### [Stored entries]

*****

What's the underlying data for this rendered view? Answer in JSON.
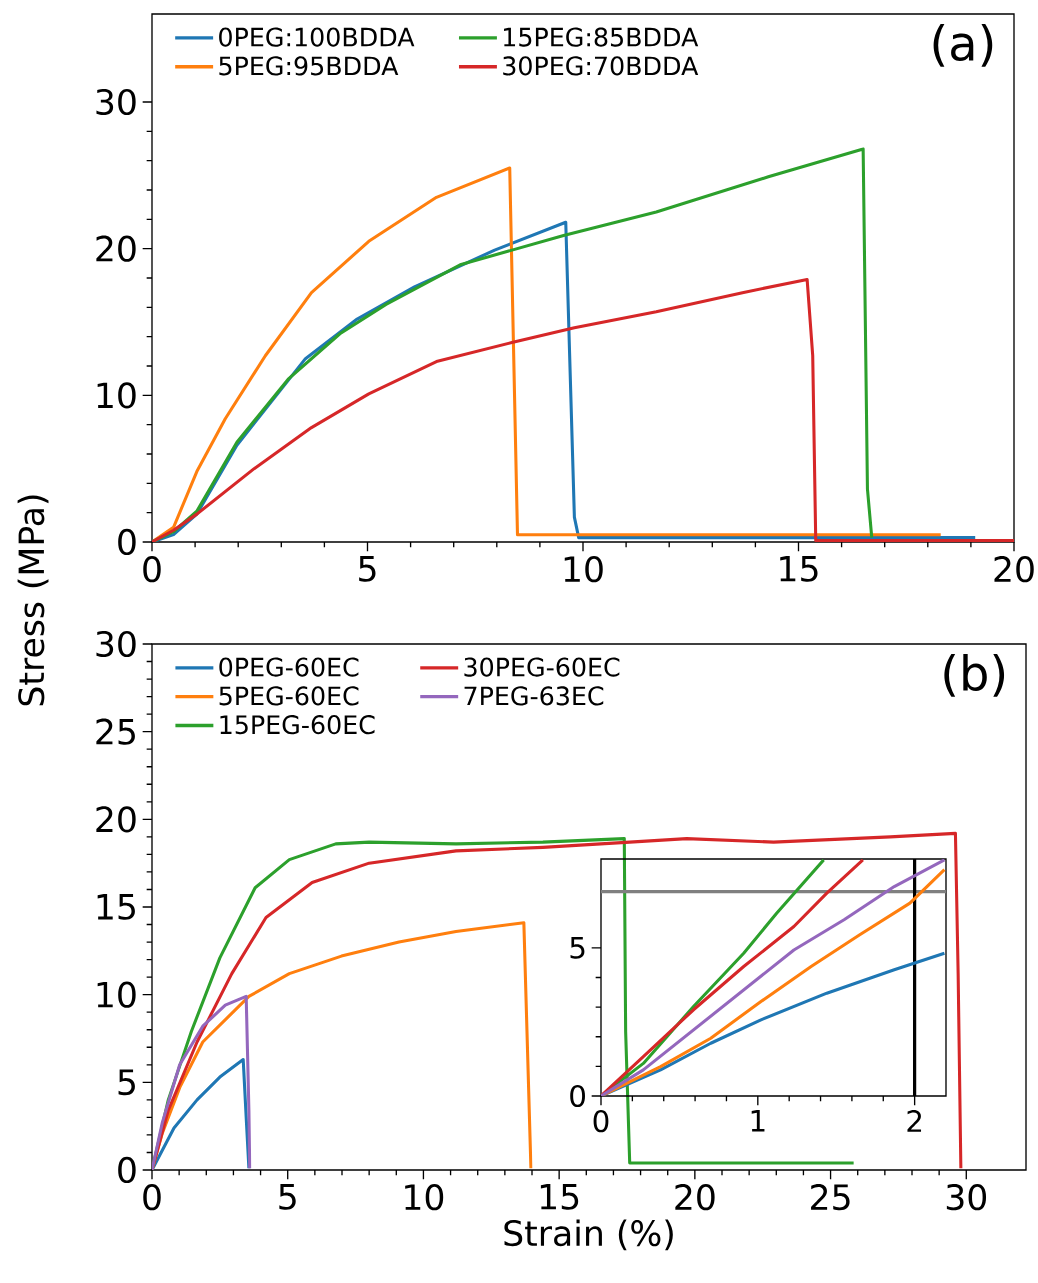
{
  "chart_data": [
    {
      "type": "line",
      "ylabel": "Stress (MPa)",
      "annotations": [
        "(a)"
      ],
      "xlim": [
        0,
        20
      ],
      "ylim": [
        0,
        36
      ],
      "xticks": [
        0,
        5,
        10,
        15,
        20
      ],
      "yticks": [
        0,
        10,
        20,
        30
      ],
      "legend": "top left",
      "series": [
        {
          "name": "0PEG:100BDDA",
          "color": "#1f77b4",
          "x": [
            0,
            0.5,
            1.04,
            1.97,
            3.56,
            4.76,
            6.09,
            7.95,
            9.6,
            9.8,
            9.9,
            19.1
          ],
          "values": [
            0,
            0.5,
            1.9,
            6.6,
            12.5,
            15.2,
            17.4,
            19.9,
            21.8,
            1.7,
            0.3,
            0.3
          ]
        },
        {
          "name": "5PEG:95BDDA",
          "color": "#ff7f0e",
          "x": [
            0,
            0.5,
            1.04,
            1.7,
            2.63,
            3.7,
            5.03,
            6.6,
            8.3,
            8.48,
            18.3
          ],
          "values": [
            0,
            1.0,
            4.8,
            8.4,
            12.7,
            17.0,
            20.5,
            23.5,
            25.5,
            0.5,
            0.5
          ]
        },
        {
          "name": "15PEG:85BDDA",
          "color": "#2ca02c",
          "x": [
            0,
            0.5,
            1.04,
            1.97,
            3.16,
            4.36,
            5.43,
            7.15,
            9.55,
            11.7,
            14.3,
            16.5,
            16.6,
            16.7
          ],
          "values": [
            0,
            0.7,
            2.1,
            6.8,
            11.1,
            14.2,
            16.2,
            18.9,
            20.9,
            22.5,
            24.9,
            26.8,
            3.6,
            0.3
          ]
        },
        {
          "name": "30PEG:70BDDA",
          "color": "#d62728",
          "x": [
            0,
            0.5,
            1.04,
            2.37,
            3.7,
            5.03,
            6.6,
            8.35,
            9.8,
            11.7,
            13.7,
            15.2,
            15.33,
            15.4,
            20
          ],
          "values": [
            0,
            0.8,
            1.9,
            5.0,
            7.8,
            10.1,
            12.3,
            13.6,
            14.6,
            15.7,
            17.0,
            17.9,
            12.7,
            0.1,
            0.1
          ]
        }
      ]
    },
    {
      "type": "line",
      "xlabel": "Strain (%)",
      "annotations": [
        "(b)"
      ],
      "xlim": [
        0,
        32.2
      ],
      "ylim": [
        0,
        30
      ],
      "xticks": [
        0,
        5,
        10,
        15,
        20,
        25,
        30
      ],
      "yticks": [
        0,
        5,
        10,
        15,
        20,
        25,
        30
      ],
      "legend": "top left",
      "series": [
        {
          "name": "0PEG-60EC",
          "color": "#1f77b4",
          "x": [
            0,
            0.81,
            1.66,
            2.5,
            3.36,
            3.47,
            3.57
          ],
          "values": [
            0,
            2.4,
            4.0,
            5.3,
            6.3,
            3.0,
            0.1
          ]
        },
        {
          "name": "5PEG-60EC",
          "color": "#ff7f0e",
          "x": [
            0,
            0.38,
            1.02,
            1.87,
            3.57,
            5.06,
            6.98,
            9.1,
            11.2,
            13.7,
            13.96
          ],
          "values": [
            0,
            2.1,
            4.7,
            7.3,
            9.9,
            11.2,
            12.2,
            13.0,
            13.6,
            14.1,
            0.1
          ]
        },
        {
          "name": "15PEG-60EC",
          "color": "#2ca02c",
          "x": [
            0,
            0.6,
            1.45,
            2.5,
            3.8,
            5.06,
            6.77,
            8.0,
            11.2,
            14.4,
            17.4,
            17.45,
            17.6,
            25.85
          ],
          "values": [
            0,
            4.0,
            7.9,
            12.1,
            16.1,
            17.7,
            18.6,
            18.7,
            18.6,
            18.7,
            18.9,
            7.9,
            0.4,
            0.4
          ]
        },
        {
          "name": "30PEG-60EC",
          "color": "#d62728",
          "x": [
            0,
            0.6,
            1.66,
            2.94,
            4.2,
            5.9,
            8.0,
            11.2,
            14.4,
            17.6,
            19.7,
            22.9,
            27.2,
            29.6,
            29.7,
            29.8
          ],
          "values": [
            0,
            3.4,
            7.3,
            11.2,
            14.4,
            16.4,
            17.5,
            18.2,
            18.4,
            18.7,
            18.9,
            18.7,
            19.0,
            19.2,
            11.2,
            0.1
          ]
        },
        {
          "name": "7PEG-63EC",
          "color": "#9467bd",
          "x": [
            0,
            0.38,
            1.02,
            1.87,
            2.7,
            3.47,
            3.57,
            3.6
          ],
          "values": [
            0,
            2.7,
            6.0,
            8.2,
            9.4,
            9.9,
            3.4,
            0.1
          ]
        }
      ]
    },
    {
      "type": "line",
      "xlim": [
        0,
        2.2
      ],
      "ylim": [
        0,
        8
      ],
      "xticks": [
        0,
        1,
        2
      ],
      "yticks": [
        0,
        5
      ],
      "ref_lines": [
        {
          "axis": "y",
          "value": 6.9,
          "color": "#808080"
        },
        {
          "axis": "x",
          "value": 2,
          "color": "#000000"
        }
      ],
      "series": [
        {
          "color": "#1f77b4",
          "x": [
            0,
            0.38,
            0.7,
            1.02,
            1.44,
            1.87,
            2.19
          ],
          "values": [
            0,
            0.88,
            1.78,
            2.57,
            3.47,
            4.26,
            4.82
          ]
        },
        {
          "color": "#ff7f0e",
          "x": [
            0,
            0.38,
            0.7,
            1.02,
            1.34,
            1.65,
            1.97,
            2.19
          ],
          "values": [
            0,
            0.99,
            1.95,
            3.19,
            4.37,
            5.44,
            6.51,
            7.64
          ]
        },
        {
          "color": "#2ca02c",
          "x": [
            0,
            0.27,
            0.59,
            0.91,
            1.12,
            1.42
          ],
          "values": [
            0,
            1.1,
            3.02,
            4.82,
            6.17,
            7.97
          ]
        },
        {
          "color": "#d62728",
          "x": [
            0,
            0.27,
            0.59,
            0.91,
            1.23,
            1.44,
            1.67
          ],
          "values": [
            0,
            1.33,
            2.91,
            4.37,
            5.72,
            6.85,
            7.97
          ]
        },
        {
          "color": "#9467bd",
          "x": [
            0,
            0.27,
            0.59,
            0.91,
            1.23,
            1.55,
            1.87,
            2.19
          ],
          "values": [
            0,
            0.88,
            2.23,
            3.58,
            4.93,
            5.95,
            7.07,
            7.97
          ]
        }
      ]
    }
  ]
}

*****

Omit every picture while copying the listing above exactly.

### [REPLY]
What's the underlying data for this rendered view? Answer in JSON.
{
  "chart_data": [
    {
      "type": "line",
      "ylabel": "Stress (MPa)",
      "annotations": [
        "(a)"
      ],
      "xlim": [
        0,
        20
      ],
      "ylim": [
        0,
        36
      ],
      "xticks": [
        0,
        5,
        10,
        15,
        20
      ],
      "yticks": [
        0,
        10,
        20,
        30
      ],
      "legend": "top left",
      "series": [
        {
          "name": "0PEG:100BDDA",
          "color": "#1f77b4",
          "x": [
            0,
            0.5,
            1.04,
            1.97,
            3.56,
            4.76,
            6.09,
            7.95,
            9.6,
            9.8,
            9.9,
            19.1
          ],
          "values": [
            0,
            0.5,
            1.9,
            6.6,
            12.5,
            15.2,
            17.4,
            19.9,
            21.8,
            1.7,
            0.3,
            0.3
          ]
        },
        {
          "name": "5PEG:95BDDA",
          "color": "#ff7f0e",
          "x": [
            0,
            0.5,
            1.04,
            1.7,
            2.63,
            3.7,
            5.03,
            6.6,
            8.3,
            8.48,
            18.3
          ],
          "values": [
            0,
            1.0,
            4.8,
            8.4,
            12.7,
            17.0,
            20.5,
            23.5,
            25.5,
            0.5,
            0.5
          ]
        },
        {
          "name": "15PEG:85BDDA",
          "color": "#2ca02c",
          "x": [
            0,
            0.5,
            1.04,
            1.97,
            3.16,
            4.36,
            5.43,
            7.15,
            9.55,
            11.7,
            14.3,
            16.5,
            16.6,
            16.7
          ],
          "values": [
            0,
            0.7,
            2.1,
            6.8,
            11.1,
            14.2,
            16.2,
            18.9,
            20.9,
            22.5,
            24.9,
            26.8,
            3.6,
            0.3
          ]
        },
        {
          "name": "30PEG:70BDDA",
          "color": "#d62728",
          "x": [
            0,
            0.5,
            1.04,
            2.37,
            3.7,
            5.03,
            6.6,
            8.35,
            9.8,
            11.7,
            13.7,
            15.2,
            15.33,
            15.4,
            20
          ],
          "values": [
            0,
            0.8,
            1.9,
            5.0,
            7.8,
            10.1,
            12.3,
            13.6,
            14.6,
            15.7,
            17.0,
            17.9,
            12.7,
            0.1,
            0.1
          ]
        }
      ]
    },
    {
      "type": "line",
      "xlabel": "Strain (%)",
      "annotations": [
        "(b)"
      ],
      "xlim": [
        0,
        32.2
      ],
      "ylim": [
        0,
        30
      ],
      "xticks": [
        0,
        5,
        10,
        15,
        20,
        25,
        30
      ],
      "yticks": [
        0,
        5,
        10,
        15,
        20,
        25,
        30
      ],
      "legend": "top left",
      "series": [
        {
          "name": "0PEG-60EC",
          "color": "#1f77b4",
          "x": [
            0,
            0.81,
            1.66,
            2.5,
            3.36,
            3.47,
            3.57
          ],
          "values": [
            0,
            2.4,
            4.0,
            5.3,
            6.3,
            3.0,
            0.1
          ]
        },
        {
          "name": "5PEG-60EC",
          "color": "#ff7f0e",
          "x": [
            0,
            0.38,
            1.02,
            1.87,
            3.57,
            5.06,
            6.98,
            9.1,
            11.2,
            13.7,
            13.96
          ],
          "values": [
            0,
            2.1,
            4.7,
            7.3,
            9.9,
            11.2,
            12.2,
            13.0,
            13.6,
            14.1,
            0.1
          ]
        },
        {
          "name": "15PEG-60EC",
          "color": "#2ca02c",
          "x": [
            0,
            0.6,
            1.45,
            2.5,
            3.8,
            5.06,
            6.77,
            8.0,
            11.2,
            14.4,
            17.4,
            17.45,
            17.6,
            25.85
          ],
          "values": [
            0,
            4.0,
            7.9,
            12.1,
            16.1,
            17.7,
            18.6,
            18.7,
            18.6,
            18.7,
            18.9,
            7.9,
            0.4,
            0.4
          ]
        },
        {
          "name": "30PEG-60EC",
          "color": "#d62728",
          "x": [
            0,
            0.6,
            1.66,
            2.94,
            4.2,
            5.9,
            8.0,
            11.2,
            14.4,
            17.6,
            19.7,
            22.9,
            27.2,
            29.6,
            29.7,
            29.8
          ],
          "values": [
            0,
            3.4,
            7.3,
            11.2,
            14.4,
            16.4,
            17.5,
            18.2,
            18.4,
            18.7,
            18.9,
            18.7,
            19.0,
            19.2,
            11.2,
            0.1
          ]
        },
        {
          "name": "7PEG-63EC",
          "color": "#9467bd",
          "x": [
            0,
            0.38,
            1.02,
            1.87,
            2.7,
            3.47,
            3.57,
            3.6
          ],
          "values": [
            0,
            2.7,
            6.0,
            8.2,
            9.4,
            9.9,
            3.4,
            0.1
          ]
        }
      ]
    },
    {
      "type": "line",
      "xlim": [
        0,
        2.2
      ],
      "ylim": [
        0,
        8
      ],
      "xticks": [
        0,
        1,
        2
      ],
      "yticks": [
        0,
        5
      ],
      "ref_lines": [
        {
          "axis": "y",
          "value": 6.9,
          "color": "#808080"
        },
        {
          "axis": "x",
          "value": 2,
          "color": "#000000"
        }
      ],
      "series": [
        {
          "color": "#1f77b4",
          "x": [
            0,
            0.38,
            0.7,
            1.02,
            1.44,
            1.87,
            2.19
          ],
          "values": [
            0,
            0.88,
            1.78,
            2.57,
            3.47,
            4.26,
            4.82
          ]
        },
        {
          "color": "#ff7f0e",
          "x": [
            0,
            0.38,
            0.7,
            1.02,
            1.34,
            1.65,
            1.97,
            2.19
          ],
          "values": [
            0,
            0.99,
            1.95,
            3.19,
            4.37,
            5.44,
            6.51,
            7.64
          ]
        },
        {
          "color": "#2ca02c",
          "x": [
            0,
            0.27,
            0.59,
            0.91,
            1.12,
            1.42
          ],
          "values": [
            0,
            1.1,
            3.02,
            4.82,
            6.17,
            7.97
          ]
        },
        {
          "color": "#d62728",
          "x": [
            0,
            0.27,
            0.59,
            0.91,
            1.23,
            1.44,
            1.67
          ],
          "values": [
            0,
            1.33,
            2.91,
            4.37,
            5.72,
            6.85,
            7.97
          ]
        },
        {
          "color": "#9467bd",
          "x": [
            0,
            0.27,
            0.59,
            0.91,
            1.23,
            1.55,
            1.87,
            2.19
          ],
          "values": [
            0,
            0.88,
            2.23,
            3.58,
            4.93,
            5.95,
            7.07,
            7.97
          ]
        }
      ]
    }
  ]
}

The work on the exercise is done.